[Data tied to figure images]
§ §
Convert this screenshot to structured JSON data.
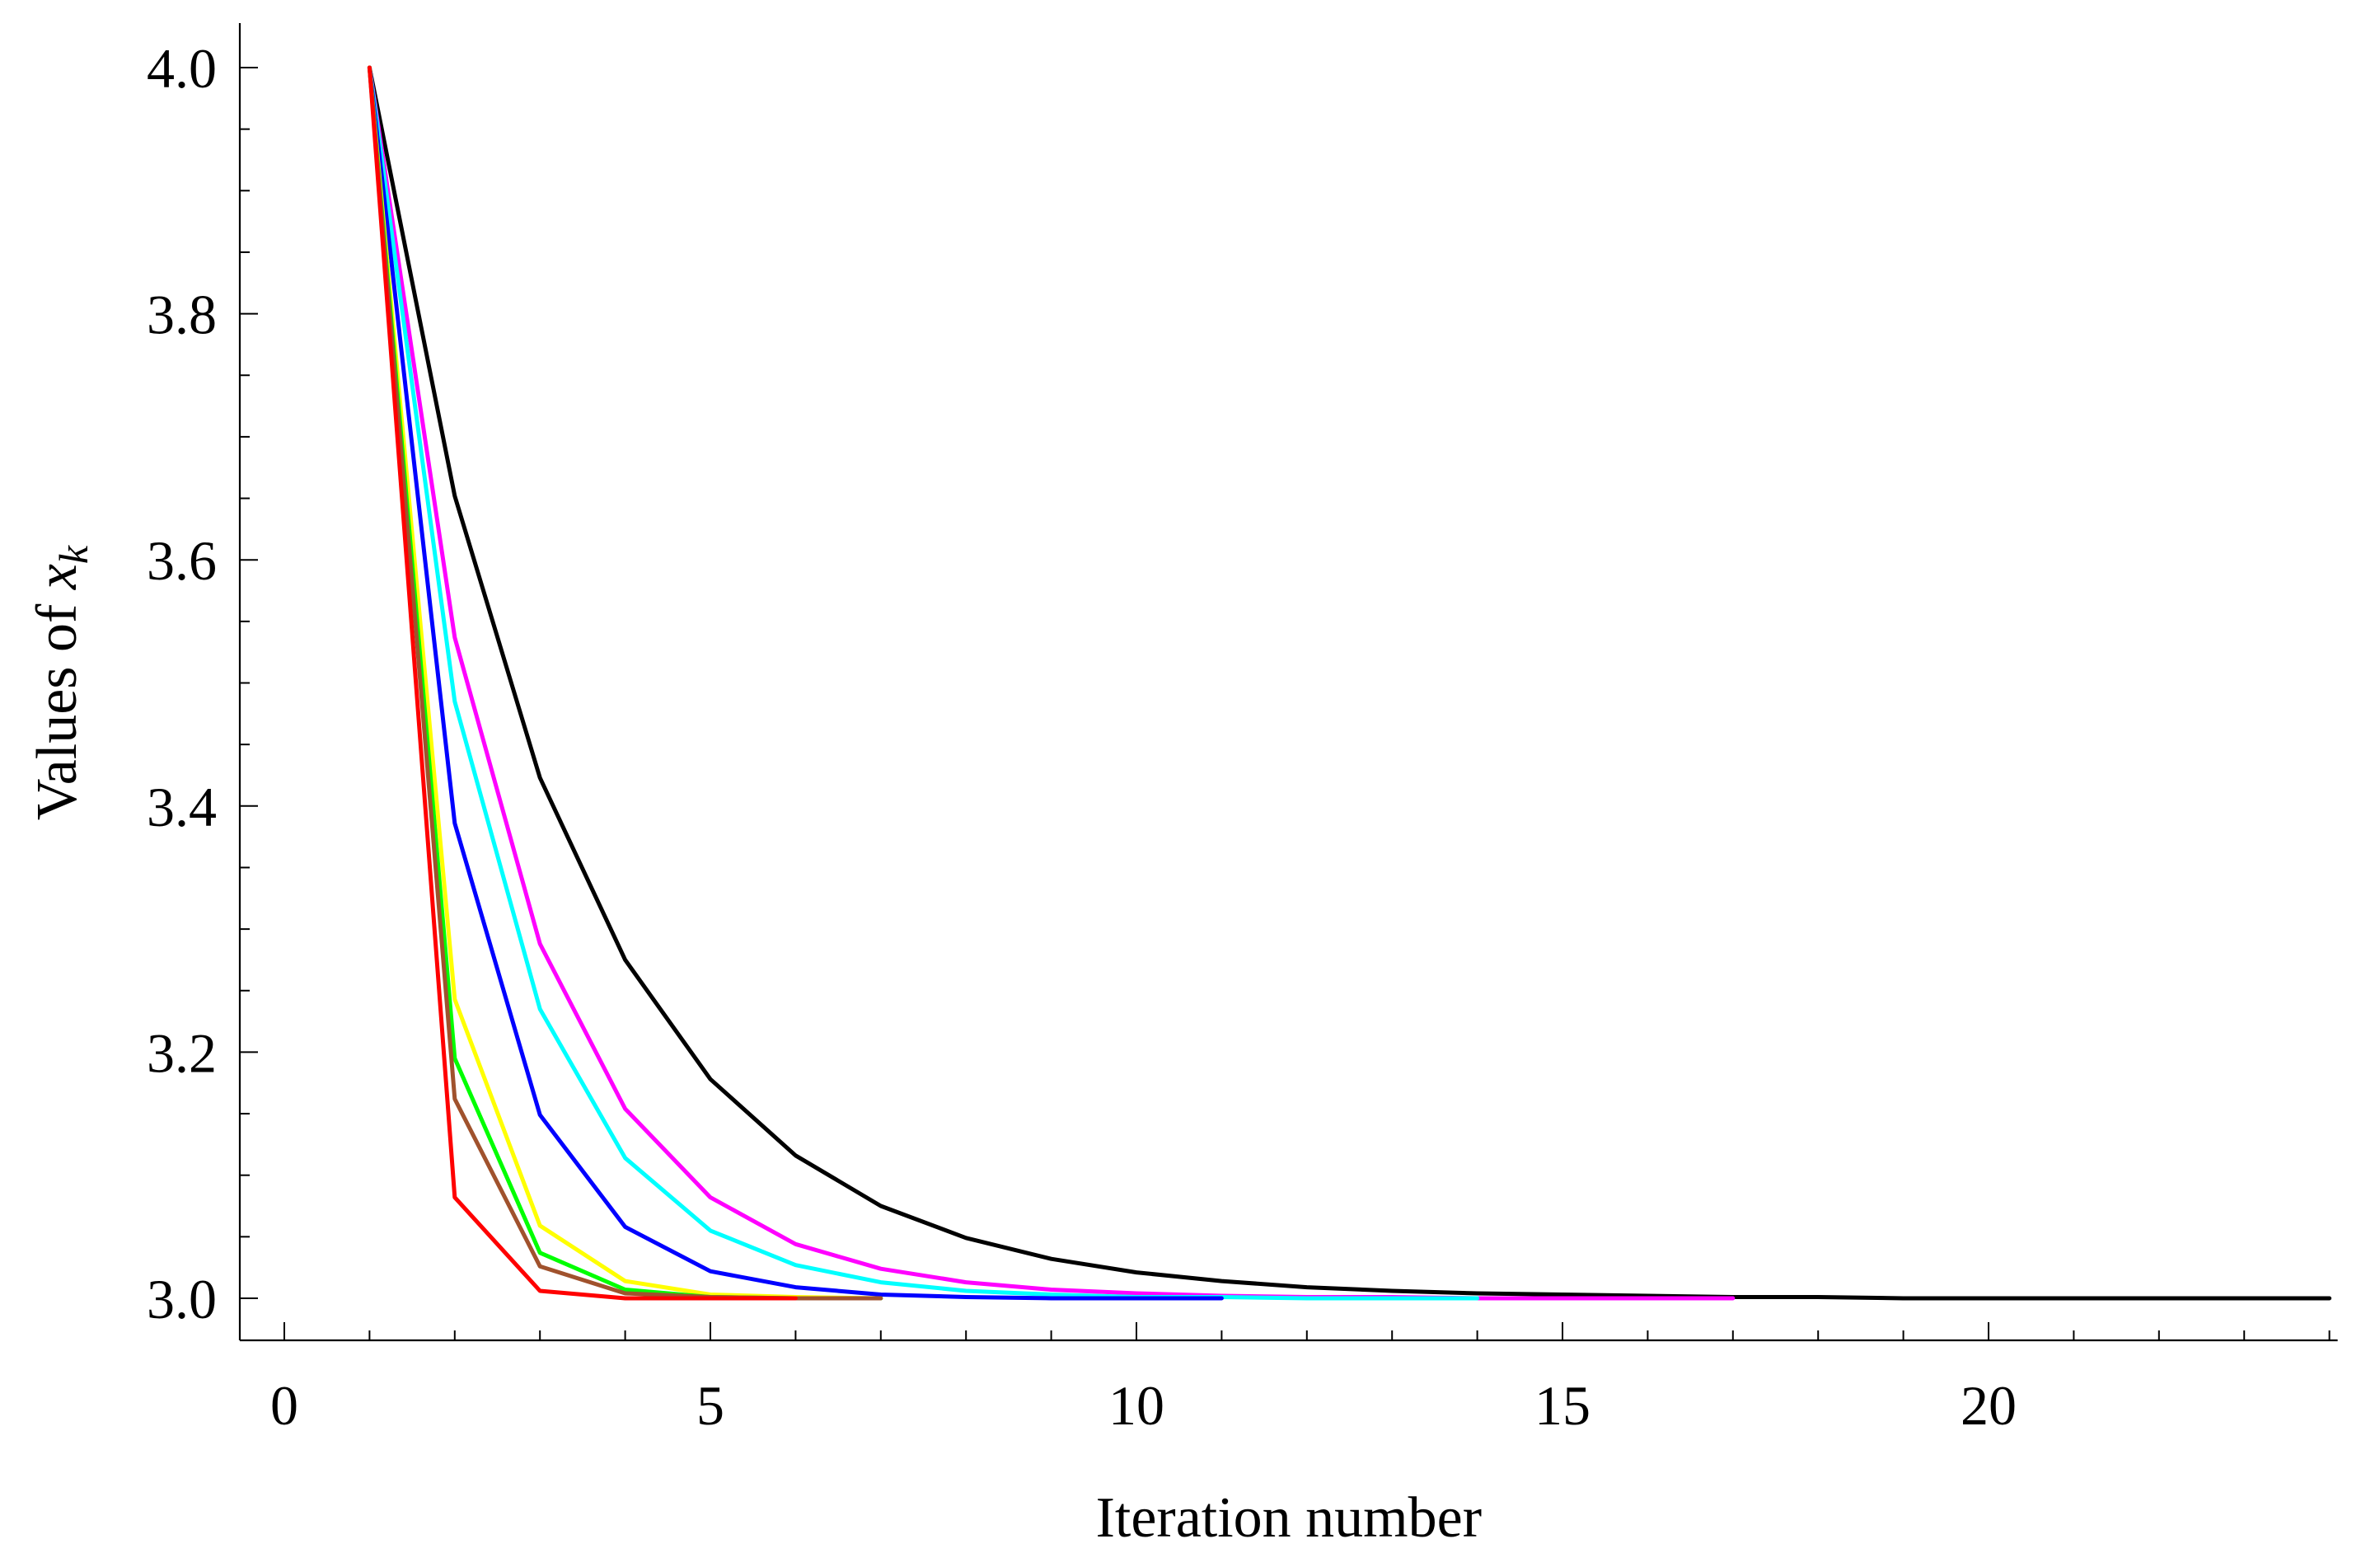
{
  "chart_data": {
    "type": "line",
    "title": "",
    "xlabel": "Iteration number",
    "ylabel_prefix": "Values of ",
    "ylabel_var": "x",
    "ylabel_sub": "k",
    "xlim": [
      0,
      24
    ],
    "ylim": [
      3.0,
      4.0
    ],
    "xticks": [
      0,
      5,
      10,
      15,
      20
    ],
    "xtick_labels": [
      "0",
      "5",
      "10",
      "15",
      "20"
    ],
    "yticks": [
      3.0,
      3.2,
      3.4,
      3.6,
      3.8,
      4.0
    ],
    "ytick_labels": [
      "3.0",
      "3.2",
      "3.4",
      "3.6",
      "3.8",
      "4.0"
    ],
    "grid": false,
    "legend": "none",
    "series": [
      {
        "color": "#000000",
        "x": [
          1,
          2,
          3,
          4,
          5,
          6,
          7,
          8,
          9,
          10,
          11,
          12,
          13,
          14,
          15,
          16,
          17,
          18,
          19,
          20,
          21,
          22,
          23,
          24
        ],
        "values": [
          4.0,
          3.652,
          3.423,
          3.275,
          3.178,
          3.116,
          3.075,
          3.049,
          3.032,
          3.021,
          3.014,
          3.009,
          3.006,
          3.004,
          3.003,
          3.002,
          3.001,
          3.001,
          3.0,
          3.0,
          3.0,
          3.0,
          3.0,
          3.0
        ]
      },
      {
        "color": "#ff00ff",
        "x": [
          1,
          2,
          3,
          4,
          5,
          6,
          7,
          8,
          9,
          10,
          11,
          12,
          13,
          14,
          15,
          16,
          17
        ],
        "values": [
          4.0,
          3.537,
          3.288,
          3.154,
          3.082,
          3.044,
          3.024,
          3.013,
          3.007,
          3.004,
          3.002,
          3.001,
          3.001,
          3.0,
          3.0,
          3.0,
          3.0
        ]
      },
      {
        "color": "#00ffff",
        "x": [
          1,
          2,
          3,
          4,
          5,
          6,
          7,
          8,
          9,
          10,
          11,
          12,
          13,
          14
        ],
        "values": [
          4.0,
          3.485,
          3.235,
          3.114,
          3.055,
          3.027,
          3.013,
          3.006,
          3.003,
          3.001,
          3.001,
          3.0,
          3.0,
          3.0
        ]
      },
      {
        "color": "#0000ff",
        "x": [
          1,
          2,
          3,
          4,
          5,
          6,
          7,
          8,
          9,
          10,
          11
        ],
        "values": [
          4.0,
          3.386,
          3.149,
          3.058,
          3.022,
          3.009,
          3.003,
          3.001,
          3.0,
          3.0,
          3.0
        ]
      },
      {
        "color": "#ffff00",
        "x": [
          1,
          2,
          3,
          4,
          5,
          6,
          7
        ],
        "values": [
          4.0,
          3.243,
          3.059,
          3.014,
          3.003,
          3.001,
          3.0
        ]
      },
      {
        "color": "#00ff00",
        "x": [
          1,
          2,
          3,
          4,
          5,
          6,
          7
        ],
        "values": [
          4.0,
          3.195,
          3.037,
          3.007,
          3.001,
          3.0,
          3.0
        ]
      },
      {
        "color": "#a0522d",
        "x": [
          1,
          2,
          3,
          4,
          5,
          6,
          7
        ],
        "values": [
          4.0,
          3.162,
          3.026,
          3.004,
          3.001,
          3.0,
          3.0
        ]
      },
      {
        "color": "#ff0000",
        "x": [
          1,
          2,
          3,
          4,
          5,
          6
        ],
        "values": [
          4.0,
          3.082,
          3.006,
          3.0,
          3.0,
          3.0
        ]
      }
    ]
  }
}
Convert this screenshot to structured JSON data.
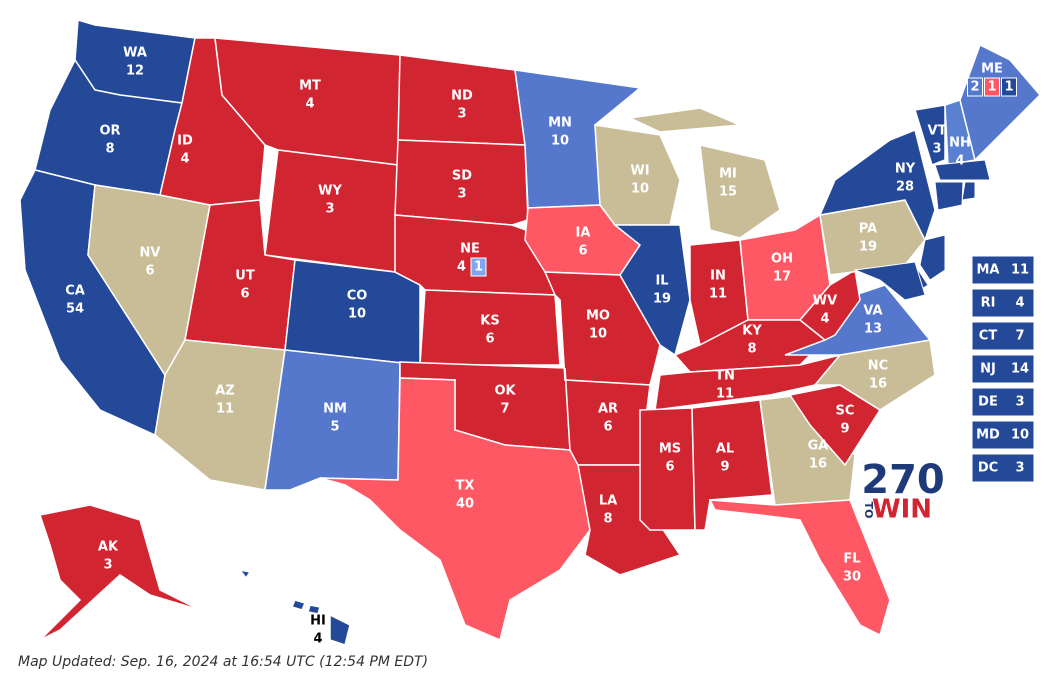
{
  "states": [
    {
      "abbr": "WA",
      "votes": 12,
      "color": "#244999"
    },
    {
      "abbr": "OR",
      "votes": 8,
      "color": "#244999"
    },
    {
      "abbr": "CA",
      "votes": 54,
      "color": "#244999"
    },
    {
      "abbr": "NV",
      "votes": 6,
      "color": "#c9bd98"
    },
    {
      "abbr": "ID",
      "votes": 4,
      "color": "#d22532"
    },
    {
      "abbr": "MT",
      "votes": 4,
      "color": "#d22532"
    },
    {
      "abbr": "WY",
      "votes": 3,
      "color": "#d22532"
    },
    {
      "abbr": "UT",
      "votes": 6,
      "color": "#d22532"
    },
    {
      "abbr": "AZ",
      "votes": 11,
      "color": "#c9bd98"
    },
    {
      "abbr": "CO",
      "votes": 10,
      "color": "#244999"
    },
    {
      "abbr": "NM",
      "votes": 5,
      "color": "#5577cc"
    },
    {
      "abbr": "ND",
      "votes": 3,
      "color": "#d22532"
    },
    {
      "abbr": "SD",
      "votes": 3,
      "color": "#d22532"
    },
    {
      "abbr": "NE",
      "votes": 4,
      "color": "#d22532",
      "splits": [
        {
          "votes": 1,
          "color": "#7ea7f0"
        }
      ]
    },
    {
      "abbr": "KS",
      "votes": 6,
      "color": "#d22532"
    },
    {
      "abbr": "OK",
      "votes": 7,
      "color": "#d22532"
    },
    {
      "abbr": "TX",
      "votes": 40,
      "color": "#ff5865"
    },
    {
      "abbr": "MN",
      "votes": 10,
      "color": "#5577cc"
    },
    {
      "abbr": "IA",
      "votes": 6,
      "color": "#ff5865"
    },
    {
      "abbr": "MO",
      "votes": 10,
      "color": "#d22532"
    },
    {
      "abbr": "AR",
      "votes": 6,
      "color": "#d22532"
    },
    {
      "abbr": "LA",
      "votes": 8,
      "color": "#d22532"
    },
    {
      "abbr": "WI",
      "votes": 10,
      "color": "#c9bd98"
    },
    {
      "abbr": "IL",
      "votes": 19,
      "color": "#244999"
    },
    {
      "abbr": "MI",
      "votes": 15,
      "color": "#c9bd98"
    },
    {
      "abbr": "IN",
      "votes": 11,
      "color": "#d22532"
    },
    {
      "abbr": "OH",
      "votes": 17,
      "color": "#ff5865"
    },
    {
      "abbr": "KY",
      "votes": 8,
      "color": "#d22532"
    },
    {
      "abbr": "TN",
      "votes": 11,
      "color": "#d22532"
    },
    {
      "abbr": "MS",
      "votes": 6,
      "color": "#d22532"
    },
    {
      "abbr": "AL",
      "votes": 9,
      "color": "#d22532"
    },
    {
      "abbr": "GA",
      "votes": 16,
      "color": "#c9bd98"
    },
    {
      "abbr": "FL",
      "votes": 30,
      "color": "#ff5865"
    },
    {
      "abbr": "SC",
      "votes": 9,
      "color": "#d22532"
    },
    {
      "abbr": "NC",
      "votes": 16,
      "color": "#c9bd98"
    },
    {
      "abbr": "VA",
      "votes": 13,
      "color": "#5577cc"
    },
    {
      "abbr": "WV",
      "votes": 4,
      "color": "#d22532"
    },
    {
      "abbr": "PA",
      "votes": 19,
      "color": "#c9bd98"
    },
    {
      "abbr": "NY",
      "votes": 28,
      "color": "#244999"
    },
    {
      "abbr": "VT",
      "votes": 3,
      "color": "#244999"
    },
    {
      "abbr": "NH",
      "votes": 4,
      "color": "#5a80d2"
    },
    {
      "abbr": "ME",
      "color": "#5577cc",
      "splits": [
        {
          "votes": 2,
          "color": "#5577cc"
        },
        {
          "votes": 1,
          "color": "#ff5865"
        },
        {
          "votes": 1,
          "color": "#244999"
        }
      ]
    },
    {
      "abbr": "AK",
      "votes": 3,
      "color": "#d22532"
    },
    {
      "abbr": "HI",
      "votes": 4,
      "color": "#244999",
      "label_color": "#000000"
    }
  ],
  "small_state_color": "#244999",
  "small_states": [
    {
      "abbr": "MA",
      "votes": 11
    },
    {
      "abbr": "RI",
      "votes": 4
    },
    {
      "abbr": "CT",
      "votes": 7
    },
    {
      "abbr": "NJ",
      "votes": 14
    },
    {
      "abbr": "DE",
      "votes": 3
    },
    {
      "abbr": "MD",
      "votes": 10
    },
    {
      "abbr": "DC",
      "votes": 3
    }
  ],
  "logo": {
    "number": "270",
    "to": "TO",
    "win": "WIN"
  },
  "footer": "Map Updated: Sep. 16, 2024 at 16:54 UTC (12:54 PM EDT)"
}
§ §
- Given problem -
Gather all lines from the records above in which "number" appears.

- Task solution -
    "xlabel": "Iteration number",
    "number": "270",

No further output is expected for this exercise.